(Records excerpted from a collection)
********
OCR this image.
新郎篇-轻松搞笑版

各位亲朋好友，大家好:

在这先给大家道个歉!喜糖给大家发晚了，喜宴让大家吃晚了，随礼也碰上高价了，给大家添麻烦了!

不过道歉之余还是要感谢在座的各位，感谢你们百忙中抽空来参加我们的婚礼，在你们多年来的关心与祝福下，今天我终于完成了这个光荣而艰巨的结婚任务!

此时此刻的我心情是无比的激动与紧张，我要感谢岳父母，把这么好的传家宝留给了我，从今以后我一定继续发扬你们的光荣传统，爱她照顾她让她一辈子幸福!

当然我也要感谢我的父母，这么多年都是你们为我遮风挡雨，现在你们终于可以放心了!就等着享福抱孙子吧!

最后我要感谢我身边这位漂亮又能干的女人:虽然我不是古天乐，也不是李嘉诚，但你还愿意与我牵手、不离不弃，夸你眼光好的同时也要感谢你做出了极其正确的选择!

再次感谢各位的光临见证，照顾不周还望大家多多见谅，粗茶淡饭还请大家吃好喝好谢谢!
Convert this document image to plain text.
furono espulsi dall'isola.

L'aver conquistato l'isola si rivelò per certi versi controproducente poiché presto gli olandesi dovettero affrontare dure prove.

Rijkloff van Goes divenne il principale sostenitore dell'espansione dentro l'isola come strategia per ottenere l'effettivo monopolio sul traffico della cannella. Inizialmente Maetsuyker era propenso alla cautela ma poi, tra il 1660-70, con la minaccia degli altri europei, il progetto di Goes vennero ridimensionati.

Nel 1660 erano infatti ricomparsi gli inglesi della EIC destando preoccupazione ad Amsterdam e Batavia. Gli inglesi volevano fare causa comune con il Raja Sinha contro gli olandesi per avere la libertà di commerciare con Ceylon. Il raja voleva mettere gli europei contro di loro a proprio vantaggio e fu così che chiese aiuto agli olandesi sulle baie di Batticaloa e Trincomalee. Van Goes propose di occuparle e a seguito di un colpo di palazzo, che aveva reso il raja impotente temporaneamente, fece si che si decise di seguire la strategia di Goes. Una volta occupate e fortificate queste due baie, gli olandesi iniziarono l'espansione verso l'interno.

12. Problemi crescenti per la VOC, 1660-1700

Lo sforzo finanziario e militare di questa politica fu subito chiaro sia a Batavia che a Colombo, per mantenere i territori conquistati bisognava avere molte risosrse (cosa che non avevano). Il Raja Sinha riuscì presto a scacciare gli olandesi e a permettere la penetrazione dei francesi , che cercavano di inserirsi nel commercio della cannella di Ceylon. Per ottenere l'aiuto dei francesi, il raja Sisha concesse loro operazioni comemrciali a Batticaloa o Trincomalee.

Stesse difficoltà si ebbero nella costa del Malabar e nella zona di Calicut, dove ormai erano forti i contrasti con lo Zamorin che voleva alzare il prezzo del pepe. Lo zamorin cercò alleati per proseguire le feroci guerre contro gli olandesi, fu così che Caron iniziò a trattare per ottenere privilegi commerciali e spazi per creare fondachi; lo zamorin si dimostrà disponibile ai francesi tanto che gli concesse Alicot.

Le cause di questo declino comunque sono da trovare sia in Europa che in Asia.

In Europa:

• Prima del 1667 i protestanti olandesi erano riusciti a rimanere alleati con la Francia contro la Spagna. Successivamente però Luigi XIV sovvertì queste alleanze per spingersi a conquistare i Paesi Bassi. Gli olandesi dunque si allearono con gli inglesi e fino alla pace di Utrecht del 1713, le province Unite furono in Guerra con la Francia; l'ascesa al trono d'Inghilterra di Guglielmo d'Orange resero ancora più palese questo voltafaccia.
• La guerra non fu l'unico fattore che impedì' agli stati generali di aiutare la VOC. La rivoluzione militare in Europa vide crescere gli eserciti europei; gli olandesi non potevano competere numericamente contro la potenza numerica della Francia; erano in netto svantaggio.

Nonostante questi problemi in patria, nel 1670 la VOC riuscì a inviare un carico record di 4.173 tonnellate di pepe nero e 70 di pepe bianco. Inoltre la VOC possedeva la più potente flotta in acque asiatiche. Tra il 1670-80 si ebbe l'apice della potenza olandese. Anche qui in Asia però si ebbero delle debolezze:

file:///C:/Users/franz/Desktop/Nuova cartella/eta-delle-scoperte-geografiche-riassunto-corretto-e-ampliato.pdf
********
● **Written problem**: From the data above, show each line that contains "concesse".

● **Response to the exercise**:
Lo sforzo finanziario e militare di questa politica fu subito chiaro sia a Batavia che a Colombo, per mantenere i territori conquistati bisognava avere molte risosrse (cosa che non avevano). Il Raja Sinha riuscì presto a scacciare gli olandesi e a permettere la penetrazione dei francesi , che cercavano di inserirsi nel commercio della cannella di Ceylon. Per ottenere l'aiuto dei francesi, il raja Sisha concesse loro operazioni comemrciali a Batticaloa o Trincomalee.
Stesse difficoltà si ebbero nella costa del Malabar e nella zona di Calicut, dove ormai erano forti i contrasti con lo Zamorin che voleva alzare il prezzo del pepe. Lo zamorin cercò alleati per proseguire le feroci guerre contro gli olandesi, fu così che Caron iniziò a trattare per ottenere privilegi commerciali e spazi per creare fondachi; lo zamorin si dimostrà disponibile ai francesi tanto che gli concesse Alicot.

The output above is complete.